(Data entries)

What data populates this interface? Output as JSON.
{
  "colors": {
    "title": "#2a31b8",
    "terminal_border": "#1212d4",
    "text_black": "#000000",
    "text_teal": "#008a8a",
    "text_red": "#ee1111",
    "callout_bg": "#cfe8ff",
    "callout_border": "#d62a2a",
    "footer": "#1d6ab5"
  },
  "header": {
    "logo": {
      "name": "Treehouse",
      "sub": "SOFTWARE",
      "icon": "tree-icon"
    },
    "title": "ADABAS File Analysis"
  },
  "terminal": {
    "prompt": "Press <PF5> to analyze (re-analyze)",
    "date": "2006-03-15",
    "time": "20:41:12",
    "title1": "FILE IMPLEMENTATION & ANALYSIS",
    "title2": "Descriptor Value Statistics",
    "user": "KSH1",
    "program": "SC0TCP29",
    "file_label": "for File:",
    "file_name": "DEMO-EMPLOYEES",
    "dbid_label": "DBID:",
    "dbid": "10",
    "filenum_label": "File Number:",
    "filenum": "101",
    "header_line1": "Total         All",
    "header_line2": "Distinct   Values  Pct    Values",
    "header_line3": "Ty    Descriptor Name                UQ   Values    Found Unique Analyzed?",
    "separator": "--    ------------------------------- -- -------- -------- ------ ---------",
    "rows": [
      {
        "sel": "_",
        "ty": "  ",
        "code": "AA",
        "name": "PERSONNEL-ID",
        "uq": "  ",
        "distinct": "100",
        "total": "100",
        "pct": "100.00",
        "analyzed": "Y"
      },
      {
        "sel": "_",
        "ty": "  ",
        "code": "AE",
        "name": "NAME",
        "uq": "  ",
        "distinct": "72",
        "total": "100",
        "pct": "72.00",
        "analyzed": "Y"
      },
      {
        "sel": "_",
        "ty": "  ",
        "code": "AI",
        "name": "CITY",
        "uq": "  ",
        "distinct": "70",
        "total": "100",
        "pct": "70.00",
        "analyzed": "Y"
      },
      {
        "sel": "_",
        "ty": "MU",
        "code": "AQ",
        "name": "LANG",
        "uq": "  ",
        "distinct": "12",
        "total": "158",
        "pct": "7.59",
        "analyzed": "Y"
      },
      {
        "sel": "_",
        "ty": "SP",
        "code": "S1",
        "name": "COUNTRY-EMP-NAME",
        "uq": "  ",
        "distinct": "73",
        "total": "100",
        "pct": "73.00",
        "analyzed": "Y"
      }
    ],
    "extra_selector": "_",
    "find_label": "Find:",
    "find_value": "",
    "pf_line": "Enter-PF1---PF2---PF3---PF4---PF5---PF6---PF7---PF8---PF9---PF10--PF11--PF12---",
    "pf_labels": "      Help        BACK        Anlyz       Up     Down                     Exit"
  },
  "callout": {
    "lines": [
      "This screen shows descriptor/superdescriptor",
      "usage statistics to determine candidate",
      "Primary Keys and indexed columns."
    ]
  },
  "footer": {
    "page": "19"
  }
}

• EXERCISE: Reproduce all the data word for word.

• THE ANSWER:
What data populates this interface? Output as JSON.
{
  "colors": {
    "title": "#2a31b8",
    "terminal_border": "#1212d4",
    "text_black": "#000000",
    "text_teal": "#008a8a",
    "text_red": "#ee1111",
    "callout_bg": "#cfe8ff",
    "callout_border": "#d62a2a",
    "footer": "#1d6ab5"
  },
  "header": {
    "logo": {
      "name": "Treehouse",
      "sub": "SOFTWARE",
      "icon": "tree-icon"
    },
    "title": "ADABAS File Analysis"
  },
  "terminal": {
    "prompt": "Press <PF5> to analyze (re-analyze)",
    "date": "2006-03-15",
    "time": "20:41:12",
    "title1": "FILE IMPLEMENTATION & ANALYSIS",
    "title2": "Descriptor Value Statistics",
    "user": "KSH1",
    "program": "SC0TCP29",
    "file_label": "for File:",
    "file_name": "DEMO-EMPLOYEES",
    "dbid_label": "DBID:",
    "dbid": "10",
    "filenum_label": "File Number:",
    "filenum": "101",
    "header_line1": "Total         All",
    "header_line2": "Distinct   Values  Pct    Values",
    "header_line3": "Ty    Descriptor Name                UQ   Values    Found Unique Analyzed?",
    "separator": "--    ------------------------------- -- -------- -------- ------ ---------",
    "rows": [
      {
        "sel": "_",
        "ty": "  ",
        "code": "AA",
        "name": "PERSONNEL-ID",
        "uq": "  ",
        "distinct": "100",
        "total": "100",
        "pct": "100.00",
        "analyzed": "Y"
      },
      {
        "sel": "_",
        "ty": "  ",
        "code": "AE",
        "name": "NAME",
        "uq": "  ",
        "distinct": "72",
        "total": "100",
        "pct": "72.00",
        "analyzed": "Y"
      },
      {
        "sel": "_",
        "ty": "  ",
        "code": "AI",
        "name": "CITY",
        "uq": "  ",
        "distinct": "70",
        "total": "100",
        "pct": "70.00",
        "analyzed": "Y"
      },
      {
        "sel": "_",
        "ty": "MU",
        "code": "AQ",
        "name": "LANG",
        "uq": "  ",
        "distinct": "12",
        "total": "158",
        "pct": "7.59",
        "analyzed": "Y"
      },
      {
        "sel": "_",
        "ty": "SP",
        "code": "S1",
        "name": "COUNTRY-EMP-NAME",
        "uq": "  ",
        "distinct": "73",
        "total": "100",
        "pct": "73.00",
        "analyzed": "Y"
      }
    ],
    "extra_selector": "_",
    "find_label": "Find:",
    "find_value": "",
    "pf_line": "Enter-PF1---PF2---PF3---PF4---PF5---PF6---PF7---PF8---PF9---PF10--PF11--PF12---",
    "pf_labels": "      Help        BACK        Anlyz       Up     Down                     Exit"
  },
  "callout": {
    "lines": [
      "This screen shows descriptor/superdescriptor",
      "usage statistics to determine candidate",
      "Primary Keys and indexed columns."
    ]
  },
  "footer": {
    "page": "19"
  }
}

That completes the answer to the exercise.